Below are some records. Count the lines with "text" in them and give nothing but the total.

Saved entries:
++++++++++

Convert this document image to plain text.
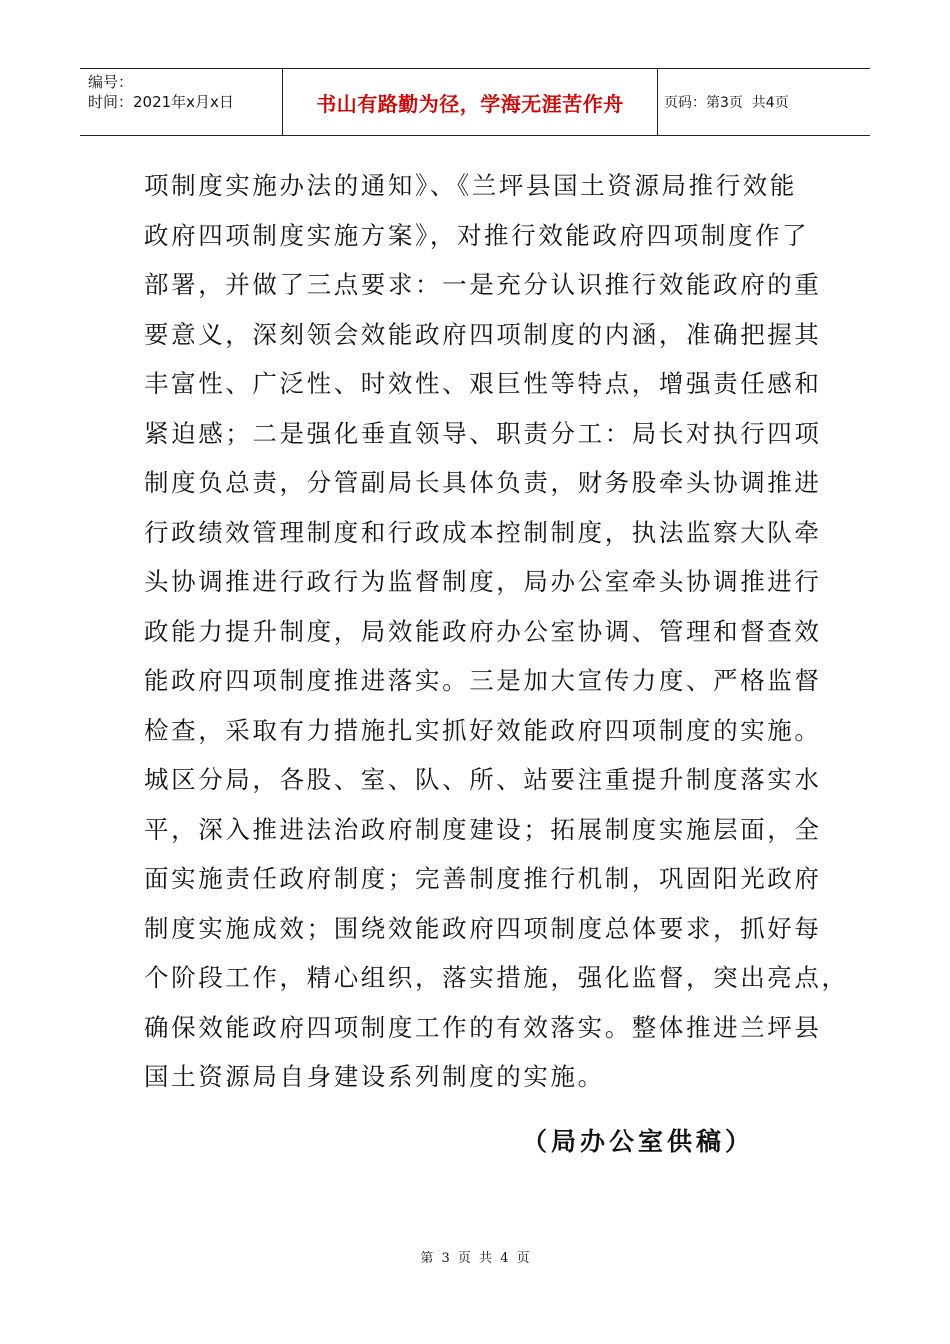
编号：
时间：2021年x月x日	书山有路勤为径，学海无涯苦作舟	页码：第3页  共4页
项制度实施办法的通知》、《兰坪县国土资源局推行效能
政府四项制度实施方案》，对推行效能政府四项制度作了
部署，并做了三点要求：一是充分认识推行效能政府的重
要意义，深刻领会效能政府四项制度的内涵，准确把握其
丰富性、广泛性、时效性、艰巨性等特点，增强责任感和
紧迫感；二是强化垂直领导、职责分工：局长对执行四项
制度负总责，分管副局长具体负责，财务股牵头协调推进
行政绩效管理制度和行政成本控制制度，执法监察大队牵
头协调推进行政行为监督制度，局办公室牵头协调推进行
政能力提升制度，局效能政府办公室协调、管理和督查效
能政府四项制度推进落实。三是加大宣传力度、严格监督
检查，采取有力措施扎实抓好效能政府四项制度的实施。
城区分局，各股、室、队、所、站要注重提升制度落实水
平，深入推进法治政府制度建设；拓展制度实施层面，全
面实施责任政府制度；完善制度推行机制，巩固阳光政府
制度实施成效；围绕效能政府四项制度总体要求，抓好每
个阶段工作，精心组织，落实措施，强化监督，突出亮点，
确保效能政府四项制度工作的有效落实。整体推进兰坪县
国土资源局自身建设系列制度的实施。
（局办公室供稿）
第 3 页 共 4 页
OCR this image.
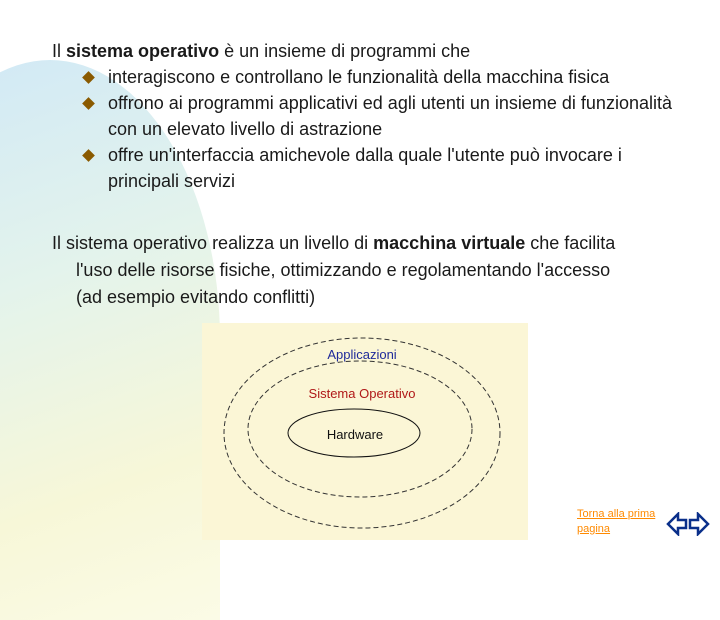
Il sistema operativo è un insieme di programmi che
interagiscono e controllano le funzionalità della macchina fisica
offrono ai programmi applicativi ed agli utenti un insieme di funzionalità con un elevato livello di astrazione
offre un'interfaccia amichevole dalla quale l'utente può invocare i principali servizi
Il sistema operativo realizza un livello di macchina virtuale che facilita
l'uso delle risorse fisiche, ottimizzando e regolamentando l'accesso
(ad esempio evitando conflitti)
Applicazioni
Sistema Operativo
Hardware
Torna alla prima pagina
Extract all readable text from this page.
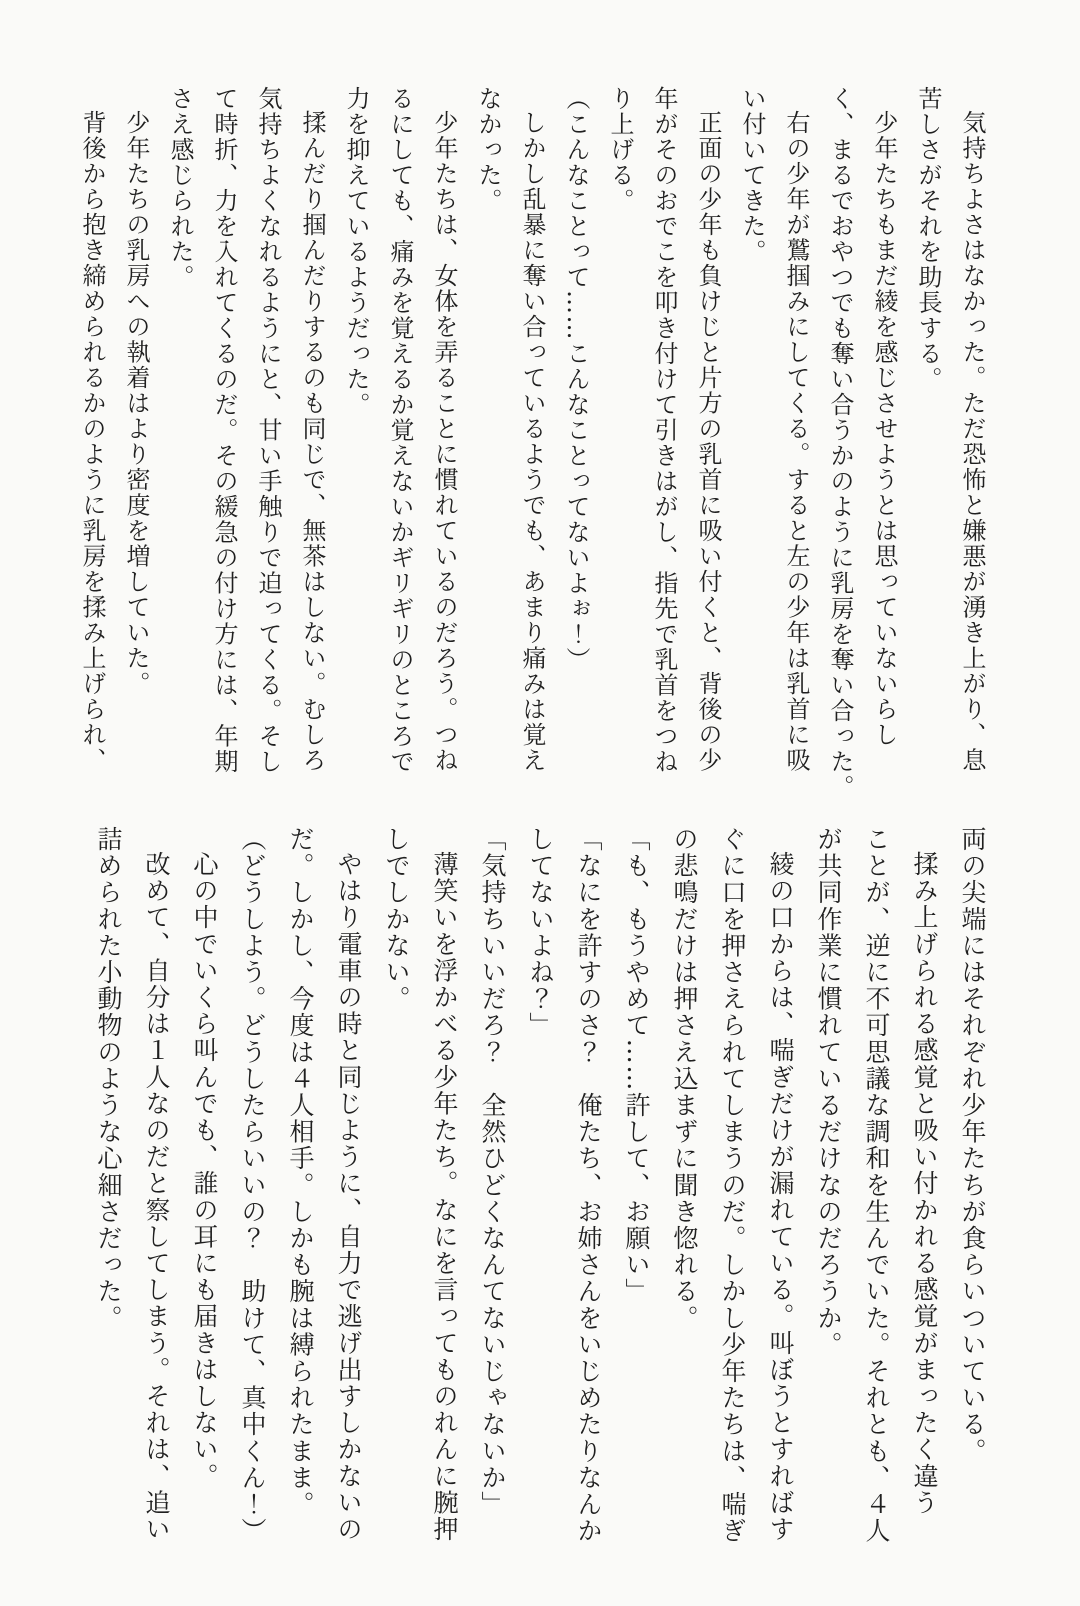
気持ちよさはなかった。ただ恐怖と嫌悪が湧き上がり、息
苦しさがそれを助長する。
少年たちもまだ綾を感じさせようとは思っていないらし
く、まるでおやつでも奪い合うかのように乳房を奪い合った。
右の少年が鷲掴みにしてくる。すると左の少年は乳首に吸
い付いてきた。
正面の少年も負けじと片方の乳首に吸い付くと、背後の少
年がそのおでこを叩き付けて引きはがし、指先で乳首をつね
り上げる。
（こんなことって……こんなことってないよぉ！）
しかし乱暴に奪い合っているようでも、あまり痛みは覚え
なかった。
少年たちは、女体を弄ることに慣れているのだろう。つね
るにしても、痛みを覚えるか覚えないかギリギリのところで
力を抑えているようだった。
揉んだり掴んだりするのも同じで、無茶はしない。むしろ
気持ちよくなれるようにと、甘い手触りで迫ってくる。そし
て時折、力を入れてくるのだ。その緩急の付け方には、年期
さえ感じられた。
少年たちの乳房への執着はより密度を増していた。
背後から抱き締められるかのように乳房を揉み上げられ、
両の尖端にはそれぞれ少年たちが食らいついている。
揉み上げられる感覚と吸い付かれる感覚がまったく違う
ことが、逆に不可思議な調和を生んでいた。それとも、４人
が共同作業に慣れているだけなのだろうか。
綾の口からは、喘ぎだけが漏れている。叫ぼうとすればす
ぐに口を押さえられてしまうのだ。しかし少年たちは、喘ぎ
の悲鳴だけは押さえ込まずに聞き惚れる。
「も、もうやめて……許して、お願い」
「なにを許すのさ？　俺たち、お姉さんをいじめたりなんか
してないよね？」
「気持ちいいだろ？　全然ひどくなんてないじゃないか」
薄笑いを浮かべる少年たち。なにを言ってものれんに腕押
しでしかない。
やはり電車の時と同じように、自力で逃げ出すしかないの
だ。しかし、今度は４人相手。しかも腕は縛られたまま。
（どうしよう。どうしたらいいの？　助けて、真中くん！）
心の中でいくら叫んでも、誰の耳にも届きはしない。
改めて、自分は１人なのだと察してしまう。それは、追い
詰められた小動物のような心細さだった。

++++++++++

◆ WRITTEN ANSWER ◆
2